Written task | Quote the line containing "Output the text content of this document." and all lines that follow it in the listing below, exactly as written.

Records excerpted from a collection:

● ● ● ● ●

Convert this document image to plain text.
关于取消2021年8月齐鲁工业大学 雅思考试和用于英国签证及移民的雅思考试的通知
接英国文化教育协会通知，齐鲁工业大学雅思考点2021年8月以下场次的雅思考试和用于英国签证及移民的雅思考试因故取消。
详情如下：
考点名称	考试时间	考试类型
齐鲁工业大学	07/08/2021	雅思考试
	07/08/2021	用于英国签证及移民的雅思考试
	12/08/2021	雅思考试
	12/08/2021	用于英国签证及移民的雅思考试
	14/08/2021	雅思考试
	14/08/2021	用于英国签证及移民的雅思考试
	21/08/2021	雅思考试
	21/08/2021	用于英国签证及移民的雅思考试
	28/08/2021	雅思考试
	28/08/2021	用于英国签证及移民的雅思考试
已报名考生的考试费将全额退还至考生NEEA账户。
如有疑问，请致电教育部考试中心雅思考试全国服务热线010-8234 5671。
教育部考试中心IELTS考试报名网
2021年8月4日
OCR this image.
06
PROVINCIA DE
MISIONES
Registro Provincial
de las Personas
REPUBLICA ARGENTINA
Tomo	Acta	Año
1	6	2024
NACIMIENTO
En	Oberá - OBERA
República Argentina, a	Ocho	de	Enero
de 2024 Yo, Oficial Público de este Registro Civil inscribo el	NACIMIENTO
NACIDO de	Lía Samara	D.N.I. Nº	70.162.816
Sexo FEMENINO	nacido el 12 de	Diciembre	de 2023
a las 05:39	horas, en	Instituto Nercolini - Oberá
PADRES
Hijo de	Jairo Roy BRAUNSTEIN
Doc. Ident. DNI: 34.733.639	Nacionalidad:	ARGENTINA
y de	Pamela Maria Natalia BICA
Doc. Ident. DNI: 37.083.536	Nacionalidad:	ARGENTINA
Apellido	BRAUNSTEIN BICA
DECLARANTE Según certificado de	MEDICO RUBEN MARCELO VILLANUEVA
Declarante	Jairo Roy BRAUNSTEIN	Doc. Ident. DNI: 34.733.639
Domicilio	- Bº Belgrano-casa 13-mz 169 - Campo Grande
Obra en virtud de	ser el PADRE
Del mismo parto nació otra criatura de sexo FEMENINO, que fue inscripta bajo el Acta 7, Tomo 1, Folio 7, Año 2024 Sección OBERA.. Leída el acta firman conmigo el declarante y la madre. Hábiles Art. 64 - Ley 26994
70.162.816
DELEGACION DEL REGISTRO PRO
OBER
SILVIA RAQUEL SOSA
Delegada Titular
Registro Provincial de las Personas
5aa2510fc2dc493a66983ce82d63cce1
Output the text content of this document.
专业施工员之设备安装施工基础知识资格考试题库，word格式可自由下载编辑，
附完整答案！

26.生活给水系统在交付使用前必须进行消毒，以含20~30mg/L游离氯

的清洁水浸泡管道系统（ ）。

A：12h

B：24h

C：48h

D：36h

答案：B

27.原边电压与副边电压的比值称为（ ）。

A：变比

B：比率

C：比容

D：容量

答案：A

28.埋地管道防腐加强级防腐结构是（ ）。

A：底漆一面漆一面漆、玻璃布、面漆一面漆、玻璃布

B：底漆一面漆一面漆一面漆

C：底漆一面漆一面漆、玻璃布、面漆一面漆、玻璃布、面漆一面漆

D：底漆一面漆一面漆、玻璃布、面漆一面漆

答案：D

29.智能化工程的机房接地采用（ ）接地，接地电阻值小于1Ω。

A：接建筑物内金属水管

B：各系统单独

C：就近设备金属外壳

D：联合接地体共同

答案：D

● ● ● ● ●

Exercise solution |
Output the text content of this document.
专业施工员之设备安装施工基础知识资格考试题库，word格式可自由下载编辑，
附完整答案！

26.生活给水系统在交付使用前必须进行消毒，以含20~30mg/L游离氯

的清洁水浸泡管道系统（ ）。

A：12h

B：24h

C：48h

D：36h

答案：B

27.原边电压与副边电压的比值称为（ ）。

A：变比

B：比率

C：比容

D：容量

答案：A

28.埋地管道防腐加强级防腐结构是（ ）。

A：底漆一面漆一面漆、玻璃布、面漆一面漆、玻璃布

B：底漆一面漆一面漆一面漆

C：底漆一面漆一面漆、玻璃布、面漆一面漆、玻璃布、面漆一面漆

D：底漆一面漆一面漆、玻璃布、面漆一面漆

答案：D

29.智能化工程的机房接地采用（ ）接地，接地电阻值小于1Ω。

A：接建筑物内金属水管

B：各系统单独

C：就近设备金属外壳

D：联合接地体共同

答案：D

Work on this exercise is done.